▸ **Material for this exercise**
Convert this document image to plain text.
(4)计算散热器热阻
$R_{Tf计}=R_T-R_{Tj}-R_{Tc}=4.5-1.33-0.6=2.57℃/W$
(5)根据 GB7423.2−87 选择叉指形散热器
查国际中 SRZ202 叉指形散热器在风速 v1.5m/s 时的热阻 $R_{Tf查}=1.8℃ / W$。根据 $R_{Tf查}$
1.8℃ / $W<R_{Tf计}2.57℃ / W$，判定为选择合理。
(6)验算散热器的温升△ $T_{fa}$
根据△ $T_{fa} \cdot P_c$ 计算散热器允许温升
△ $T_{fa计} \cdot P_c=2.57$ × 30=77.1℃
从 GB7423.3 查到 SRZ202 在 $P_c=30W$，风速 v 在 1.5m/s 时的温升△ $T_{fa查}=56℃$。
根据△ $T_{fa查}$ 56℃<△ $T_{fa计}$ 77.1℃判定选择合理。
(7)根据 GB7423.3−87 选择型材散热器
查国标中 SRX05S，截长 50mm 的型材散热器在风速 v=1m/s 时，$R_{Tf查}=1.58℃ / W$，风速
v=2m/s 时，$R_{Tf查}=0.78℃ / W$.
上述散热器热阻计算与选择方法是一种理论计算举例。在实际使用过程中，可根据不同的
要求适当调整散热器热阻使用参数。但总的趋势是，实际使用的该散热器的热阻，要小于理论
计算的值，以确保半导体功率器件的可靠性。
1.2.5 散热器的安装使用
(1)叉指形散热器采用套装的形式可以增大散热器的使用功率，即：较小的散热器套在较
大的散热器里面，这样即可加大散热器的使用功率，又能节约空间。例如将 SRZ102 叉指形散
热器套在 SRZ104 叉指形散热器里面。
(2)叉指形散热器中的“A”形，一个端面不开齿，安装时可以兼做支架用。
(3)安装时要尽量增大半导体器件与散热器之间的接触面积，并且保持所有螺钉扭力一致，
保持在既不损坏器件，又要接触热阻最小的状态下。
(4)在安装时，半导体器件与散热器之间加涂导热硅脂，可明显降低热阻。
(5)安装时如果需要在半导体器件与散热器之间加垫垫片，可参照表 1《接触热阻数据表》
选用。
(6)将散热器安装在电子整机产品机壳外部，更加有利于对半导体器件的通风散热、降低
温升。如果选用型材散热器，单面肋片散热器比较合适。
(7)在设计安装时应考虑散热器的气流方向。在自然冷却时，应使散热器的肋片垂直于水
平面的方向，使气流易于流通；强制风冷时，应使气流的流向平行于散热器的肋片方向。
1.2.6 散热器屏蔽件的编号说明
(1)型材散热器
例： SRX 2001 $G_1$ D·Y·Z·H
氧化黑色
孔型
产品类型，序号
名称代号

▸ **Directions**
Each line of the material that holds the string "cdot" counts once; give the total alone.

▸ **The answer**
2